## Given data
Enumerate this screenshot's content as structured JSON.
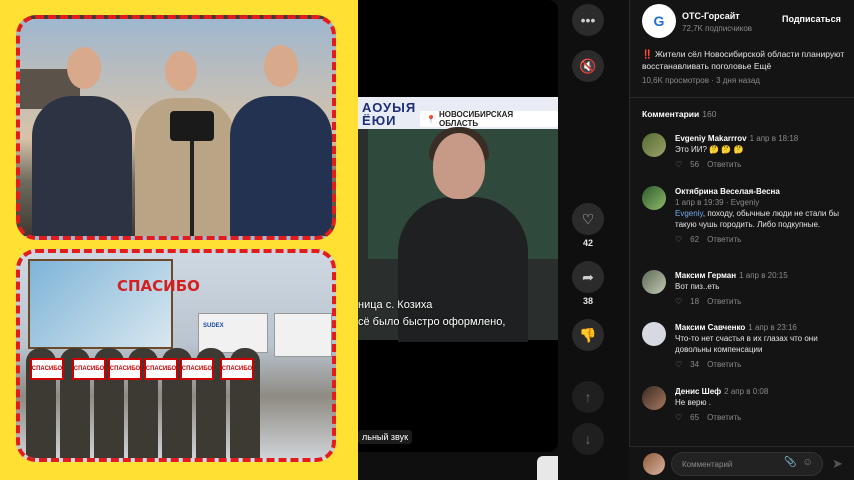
{
  "promo": {
    "billboard_text": "СПАСИБО",
    "sign_text": "СПАСИБО",
    "truck_text": "SUDEX",
    "colors": {
      "background": "#ffe033",
      "border": "#e21c1c"
    }
  },
  "video": {
    "banner_letters": "АОУЫЯЁЮИ",
    "region_label": "НОВОСИБИРСКАЯ ОБЛАСТЬ",
    "subtitle_line1": "ница с. Козиха",
    "subtitle_line2": "сё было быстро оформлено,",
    "original_sound": "льный звук"
  },
  "actions": {
    "more_icon": "more-icon",
    "mute_icon": "mute-icon",
    "likes": "42",
    "shares": "38",
    "dislike_icon": "dislike-icon",
    "up_icon": "arrow-up-icon",
    "down_icon": "arrow-down-icon"
  },
  "channel": {
    "name": "ОТС-Горсайт",
    "subscribers": "72,7K подписчиков",
    "subscribe_label": "Подписаться",
    "post_text": "‼️ Жители сёл Новосибирской области планируют восстанавливать поголовье Ещё",
    "views": "10,6K просмотров",
    "time": "3 дня назад"
  },
  "comments": {
    "title": "Комментарии",
    "count": "160",
    "items": [
      {
        "name": "Evgeniy Makarrrov",
        "time": "1 апр в 18:18",
        "text": "Это ИИ? 🤔 🤔 🤔",
        "likes": "56",
        "reply": "Ответить"
      },
      {
        "name": "Октябрина Веселая-Весна",
        "time": "1 апр в 19:39 · Evgeniy",
        "mention": "Evgeniy",
        "text": ", походу, обычные люди не стали бы такую чушь городить. Либо подкупные.",
        "likes": "62",
        "reply": "Ответить"
      },
      {
        "name": "Максим Герман",
        "time": "1 апр в 20:15",
        "text": "Вот пиз..еть",
        "likes": "18",
        "reply": "Ответить"
      },
      {
        "name": "Максим Савченко",
        "time": "1 апр в 23:16",
        "text": "Что-то нет счастья в их глазах что они довольны компенсации",
        "likes": "34",
        "reply": "Ответить"
      },
      {
        "name": "Денис Шеф",
        "time": "2 апр в 0:08",
        "text": "Не верю .",
        "likes": "65",
        "reply": "Ответить"
      }
    ]
  },
  "composer": {
    "placeholder": "Комментарий"
  }
}
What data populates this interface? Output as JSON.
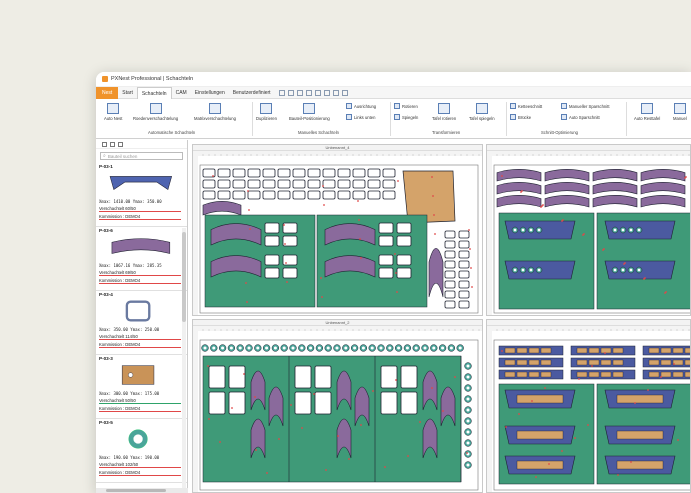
{
  "window": {
    "title": "PXNest Professional | Schachteln"
  },
  "menu": {
    "file_label": "Nest",
    "tabs": [
      "Start",
      "Schachteln",
      "CAM",
      "Einstellungen",
      "Benutzerdefiniert"
    ],
    "active_tab": "Schachteln"
  },
  "ribbon": {
    "auto_nest": "Auto Nest",
    "rowing": "Roedenverschachtelung",
    "matrix": "Matrixverschachtelung",
    "duplicate": "Duplizieren",
    "positioning": "Bauteil-Positionierung",
    "align": "Ausrichtung",
    "left_bottom": "Links unten",
    "rotate": "Rotieren",
    "mirror": "Spiegeln",
    "tafel_rotate": "Tafel rotieren",
    "tafel_mirror": "Tafel spiegeln",
    "chain_cut": "Ketteeschnitt",
    "bridges": "Brücke",
    "manual_gap": "Manueller Sparschnitt",
    "auto_gap": "Auto Sparschnitt",
    "auto_rest": "Auto Resttafel",
    "manual_rest": "Manuel",
    "group_auto": "Automatische Schachteln",
    "group_manual": "Manuelles Schachteln",
    "group_transform": "Transformieren",
    "group_cut": "Schnitt-Optimierung"
  },
  "sidebar": {
    "search_placeholder": "Bauteil suchen",
    "parts": [
      {
        "id": "P-03-1",
        "dims": "Xmax: 1410.00  Ymax: 350.00",
        "vs": "Verschachtelt 60/50",
        "kom": "Kommission : DEMO4"
      },
      {
        "id": "P-03-6",
        "dims": "Xmax: 1067.16  Ymax: 285.35",
        "vs": "Verschachtelt 69/50",
        "kom": "Kommission : DEMO4"
      },
      {
        "id": "P-03-4",
        "dims": "Xmax: 350.00  Ymax: 250.00",
        "vs": "Verschachtelt 114/50",
        "kom": "Kommission : DEMO4"
      },
      {
        "id": "P-03-3",
        "dims": "Xmax: 300.00  Ymax: 175.00",
        "vs": "Verschachtelt 50/50",
        "kom": "Kommission : DEMO4"
      },
      {
        "id": "P-03-5",
        "dims": "Xmax: 190.00  Ymax: 190.00",
        "vs": "Verschachtelt 102/50",
        "kom": "Kommission : DEMO4"
      }
    ]
  },
  "panels": {
    "p1_title": "Unbenannt_4",
    "p2_title": "",
    "p3_title": "Unbenannt_2",
    "p4_title": ""
  },
  "colors": {
    "sheet": "#3f9a78",
    "part": "#8a6a9c",
    "frame": "#4b5aa0",
    "wood": "#d4a36a"
  }
}
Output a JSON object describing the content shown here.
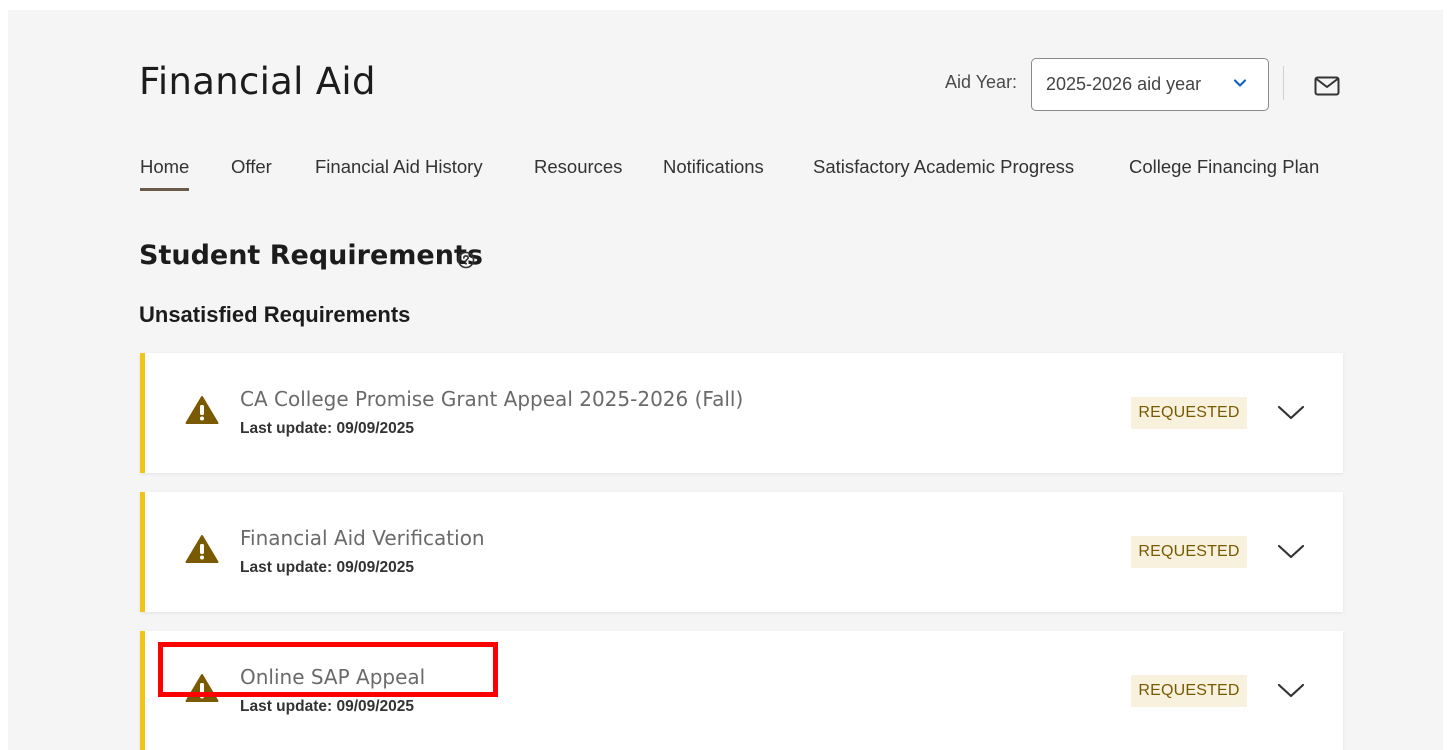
{
  "header": {
    "title": "Financial Aid",
    "aid_year_label": "Aid Year:",
    "aid_year_value": "2025-2026 aid year"
  },
  "nav": {
    "items": [
      {
        "label": "Home",
        "active": true
      },
      {
        "label": "Offer"
      },
      {
        "label": "Financial Aid History"
      },
      {
        "label": "Resources"
      },
      {
        "label": "Notifications"
      },
      {
        "label": "Satisfactory Academic Progress"
      },
      {
        "label": "College Financing Plan"
      }
    ]
  },
  "main": {
    "section_title": "Student Requirements",
    "subsection_title": "Unsatisfied Requirements",
    "requirements": [
      {
        "title": "CA College Promise Grant Appeal 2025-2026 (Fall)",
        "last_update": "Last update: 09/09/2025",
        "status": "REQUESTED"
      },
      {
        "title": "Financial Aid Verification",
        "last_update": "Last update: 09/09/2025",
        "status": "REQUESTED"
      },
      {
        "title": "Online SAP Appeal",
        "last_update": "Last update: 09/09/2025",
        "status": "REQUESTED"
      }
    ]
  },
  "colors": {
    "accent_bar": "#f0c419",
    "status_badge_bg": "#f7f1dd",
    "status_badge_text": "#7a5a00",
    "warning_icon": "#7a5a00",
    "annotation_box": "#ff0000",
    "select_chevron": "#1565c0"
  },
  "icons": {
    "help": "help-circle-icon",
    "warning": "warning-triangle-icon",
    "expand": "chevron-down-icon",
    "mail": "mail-icon"
  }
}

## Goal
Take every line containing the word "arrow" and copy it.

## Answer for this exercise
    "up_icon": "arrow-up-icon",
    "down_icon": "arrow-down-icon"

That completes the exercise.